*Work to be completed*. Every line that holds "which" should be shown.

'''

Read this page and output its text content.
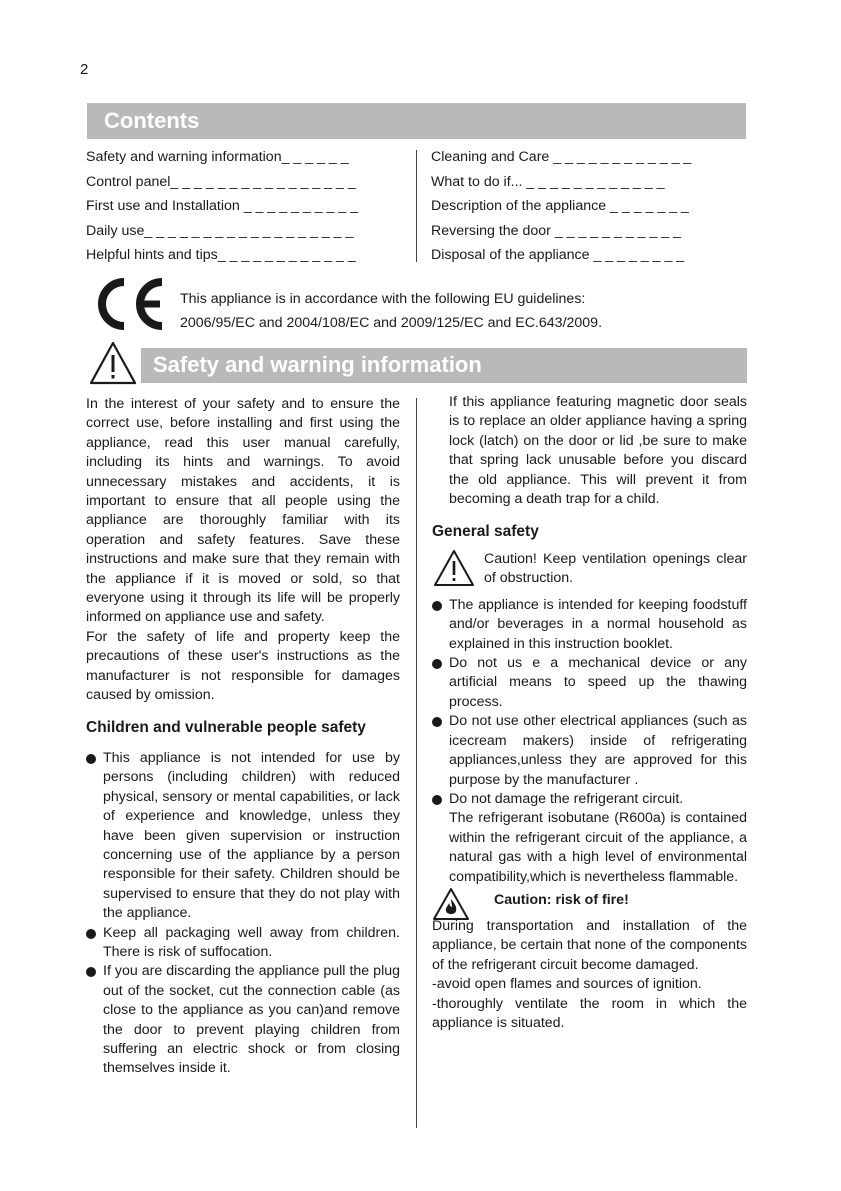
2
Contents
Safety and warning information_ _ _ _ _ _
Control panel_ _ _ _ _ _ _ _ _ _ _ _ _ _ _ _
First use and Installation _ _ _ _ _ _ _ _ _ _
Daily use_ _ _ _ _ _ _ _ _ _ _ _ _ _ _ _ _ _
Helpful hints and tips_ _ _ _ _ _ _ _ _ _ _ _
Cleaning and Care _ _ _ _ _ _ _ _ _ _ _ _
What to do if... _ _ _ _ _ _ _ _ _ _ _ _
Description of the appliance _ _ _ _ _ _ _
Reversing the door _ _ _ _ _ _ _ _ _ _ _
Disposal of the appliance _ _ _ _ _ _ _ _
This appliance is in accordance with the following EU guidelines:
2006/95/EC and 2004/108/EC and 2009/125/EC and EC.643/2009.
Safety and warning information

In the interest of your safety and to ensure the correct use, before installing and first using the appliance, read this user manual carefully, including its hints and warnings. To avoid unnecessary mistakes and accidents, it is important to ensure that all people using the appliance are thoroughly familiar with its operation and safety features. Save these instructions and make sure that they remain with the appliance if it is moved or sold, so that everyone using it through its life will be properly informed on appliance use and safety.

For the safety of life and property keep the precautions of these user's instructions as the manufacturer is not responsible for damages caused by omission.

Children and vulnerable people safety
This appliance is not intended for use by persons (including children) with reduced physical, sensory or mental capabilities, or lack of experience and knowledge, unless they have been given supervision or instruction concerning use of the appliance by a person responsible for their safety. Children should be supervised to ensure that they do not play with the appliance.
Keep all packaging well away from children. There is risk of suffocation.
If you are discarding the appliance pull the plug out of the socket, cut the connection cable (as close to the appliance as you can)and remove the door to prevent playing children from suffering an electric shock or from closing themselves inside it.

If this appliance featuring magnetic door seals is to replace an older appliance having a spring lock (latch) on the door or lid ,be sure to make that spring lack unusable before you discard the old appliance. This will prevent it from becoming a death trap for a child.

General safety
Caution! Keep ventilation openings clear of obstruction.
The appliance is intended for keeping foodstuff and/or beverages in a normal household as explained in this instruction booklet.
Do not us e a mechanical device or any artificial means to speed up the thawing process.
Do not use other electrical appliances (such as icecream makers) inside of refrigerating appliances,unless they are approved for this purpose by the manufacturer .
Do not damage the refrigerant circuit.

The refrigerant isobutane (R600a) is contained within the refrigerant circuit of the appliance, a natural gas with a high level of environmental compatibility,which is nevertheless flammable.

Caution: risk of fire!

During transportation and installation of the appliance, be certain that none of the components of the refrigerant circuit become damaged.

-avoid open flames and sources of ignition.

-thoroughly ventilate the room in which the appliance is situated.
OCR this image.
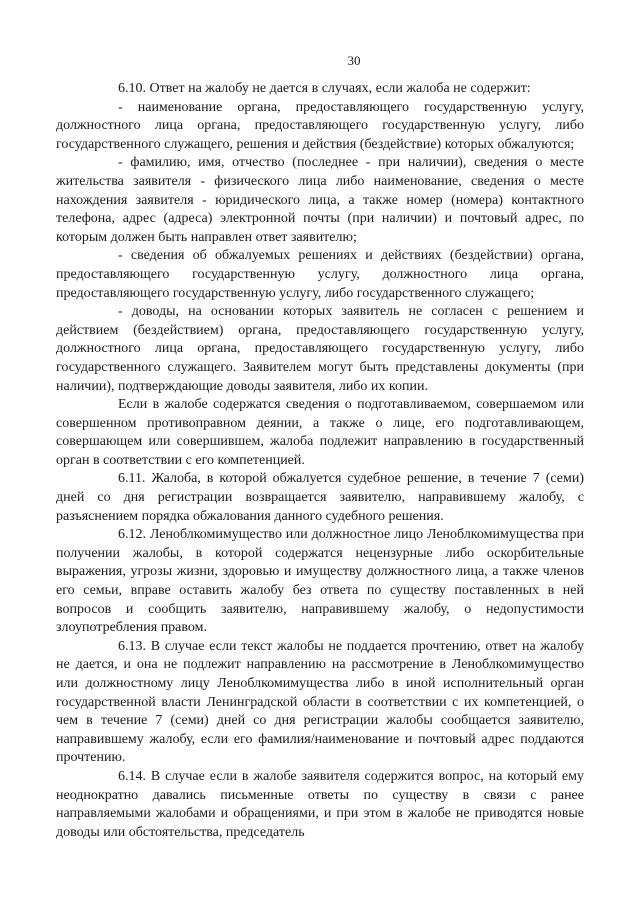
30

6.10. Ответ на жалобу не дается в случаях, если жалоба не содержит:

- наименование органа, предоставляющего государственную услугу, должностного лица органа, предоставляющего государственную услугу, либо государственного служащего, решения и действия (бездействие) которых обжалуются;

- фамилию, имя, отчество (последнее - при наличии), сведения о месте жительства заявителя - физического лица либо наименование, сведения о месте нахождения заявителя - юридического лица, а также номер (номера) контактного телефона, адрес (адреса) электронной почты (при наличии) и почтовый адрес, по которым должен быть направлен ответ заявителю;

- сведения об обжалуемых решениях и действиях (бездействии) органа, предоставляющего государственную услугу, должностного лица органа, предоставляющего государственную услугу, либо государственного служащего;

- доводы, на основании которых заявитель не согласен с решением и действием (бездействием) органа, предоставляющего государственную услугу, должностного лица органа, предоставляющего государственную услугу, либо государственного служащего. Заявителем могут быть представлены документы (при наличии), подтверждающие доводы заявителя, либо их копии.

Если в жалобе содержатся сведения о подготавливаемом, совершаемом или совершенном противоправном деянии, а также о лице, его подготавливающем, совершающем или совершившем, жалоба подлежит направлению в государственный орган в соответствии с его компетенцией.

6.11. Жалоба, в которой обжалуется судебное решение, в течение 7 (семи) дней со дня регистрации возвращается заявителю, направившему жалобу, с разъяснением порядка обжалования данного судебного решения.

6.12. Леноблкомимущество или должностное лицо Леноблкомимущества при получении жалобы, в которой содержатся нецензурные либо оскорбительные выражения, угрозы жизни, здоровью и имуществу должностного лица, а также членов его семьи, вправе оставить жалобу без ответа по существу поставленных в ней вопросов и сообщить заявителю, направившему жалобу, о недопустимости злоупотребления правом.

6.13. В случае если текст жалобы не поддается прочтению, ответ на жалобу не дается, и она не подлежит направлению на рассмотрение в Леноблкомимущество или должностному лицу Леноблкомимущества либо в иной исполнительный орган государственной власти Ленинградской области в соответствии с их компетенцией, о чем в течение 7 (семи) дней со дня регистрации жалобы сообщается заявителю, направившему жалобу, если его фамилия/наименование и почтовый адрес поддаются прочтению.

6.14. В случае если в жалобе заявителя содержится вопрос, на который ему неоднократно давались письменные ответы по существу в связи с ранее направляемыми жалобами и обращениями, и при этом в жалобе не приводятся новые доводы или обстоятельства, председатель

'''

*Exercise solution*.
The refrigerant isobutane (R600a) is contained within the refrigerant circuit of the appliance, a natural gas with a high level of environmental compatibility,which is nevertheless flammable.
-thoroughly ventilate the room in which the appliance is situated.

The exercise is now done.